Stored entries:
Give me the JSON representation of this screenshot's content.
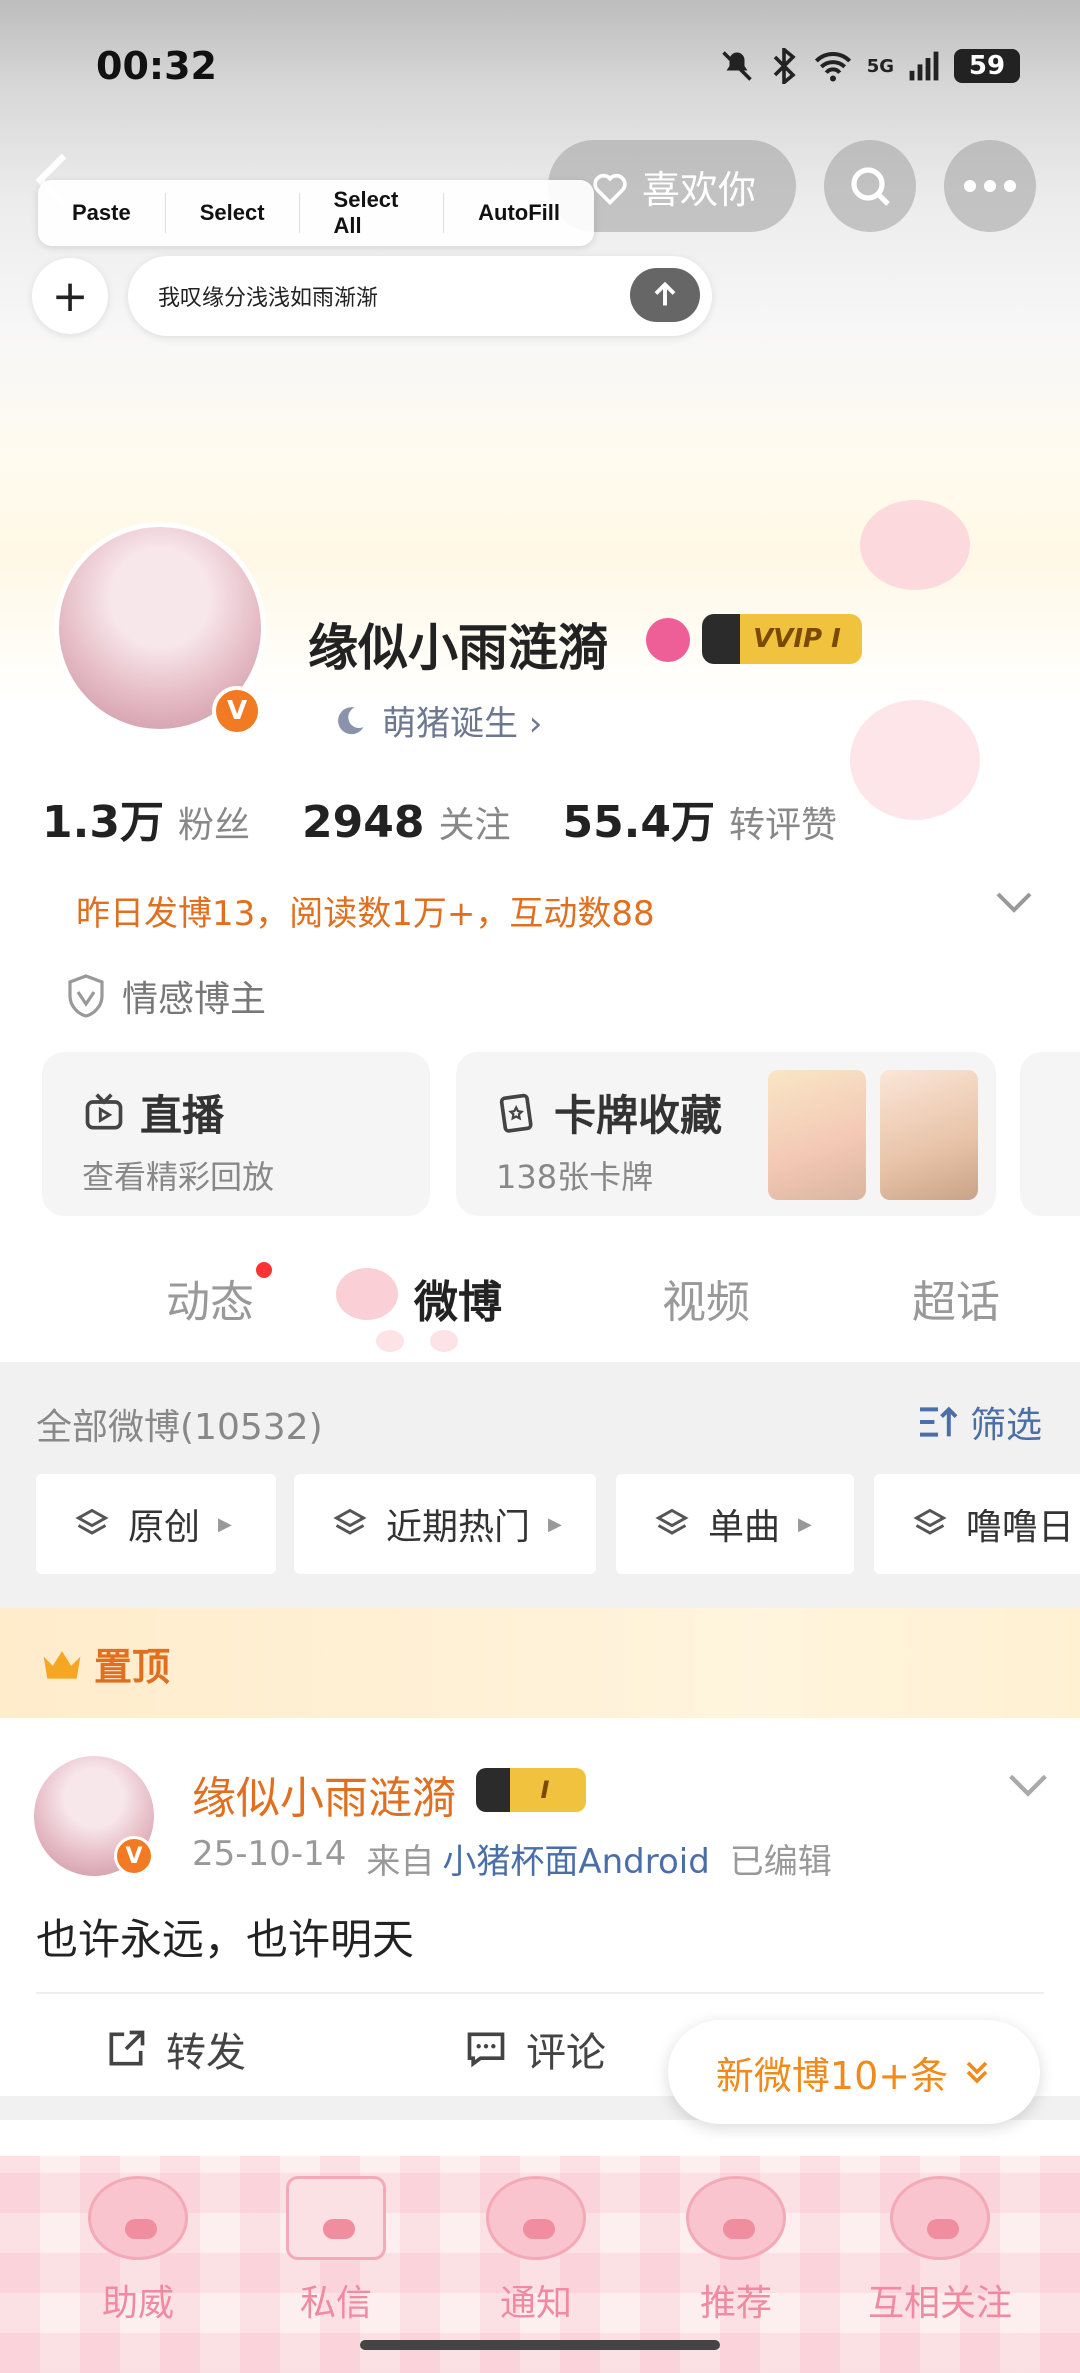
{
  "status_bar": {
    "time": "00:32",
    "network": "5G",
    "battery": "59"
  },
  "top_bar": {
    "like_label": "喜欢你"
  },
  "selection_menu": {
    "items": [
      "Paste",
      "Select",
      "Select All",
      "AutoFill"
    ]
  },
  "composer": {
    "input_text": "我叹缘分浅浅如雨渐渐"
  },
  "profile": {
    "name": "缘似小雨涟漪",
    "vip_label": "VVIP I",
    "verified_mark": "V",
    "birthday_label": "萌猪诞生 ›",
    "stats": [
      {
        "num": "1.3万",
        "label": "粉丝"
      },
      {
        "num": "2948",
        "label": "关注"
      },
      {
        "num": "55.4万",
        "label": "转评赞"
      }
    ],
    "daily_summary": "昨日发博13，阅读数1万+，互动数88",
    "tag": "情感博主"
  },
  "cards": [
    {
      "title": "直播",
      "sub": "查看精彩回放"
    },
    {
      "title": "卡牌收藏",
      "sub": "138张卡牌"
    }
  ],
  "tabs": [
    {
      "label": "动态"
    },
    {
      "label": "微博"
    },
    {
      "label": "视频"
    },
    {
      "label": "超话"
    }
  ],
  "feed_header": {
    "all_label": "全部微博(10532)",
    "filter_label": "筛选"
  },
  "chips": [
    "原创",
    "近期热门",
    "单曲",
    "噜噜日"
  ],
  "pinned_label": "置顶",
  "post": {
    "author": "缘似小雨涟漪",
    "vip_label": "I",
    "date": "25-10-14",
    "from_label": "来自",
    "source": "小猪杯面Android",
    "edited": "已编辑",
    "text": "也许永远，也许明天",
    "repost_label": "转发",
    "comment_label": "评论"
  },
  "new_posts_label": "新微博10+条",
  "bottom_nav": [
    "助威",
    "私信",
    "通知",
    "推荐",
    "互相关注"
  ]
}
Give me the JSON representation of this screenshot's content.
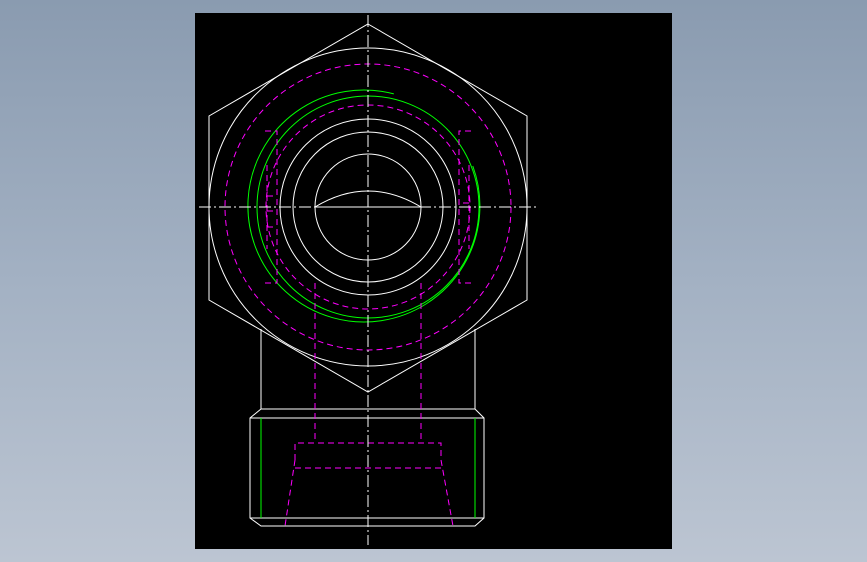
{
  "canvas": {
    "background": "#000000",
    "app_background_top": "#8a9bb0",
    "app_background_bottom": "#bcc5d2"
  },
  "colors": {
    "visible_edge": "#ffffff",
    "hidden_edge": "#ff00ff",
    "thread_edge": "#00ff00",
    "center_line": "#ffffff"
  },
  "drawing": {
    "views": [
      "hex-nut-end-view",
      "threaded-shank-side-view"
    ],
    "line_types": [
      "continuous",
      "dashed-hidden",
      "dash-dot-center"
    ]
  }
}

• [EXERCISE]
From the entries above, copy each line holding "ffffff".

• [EXERCISE RESULT]
    "visible_edge": "#ffffff",
    "center_line": "#ffffff"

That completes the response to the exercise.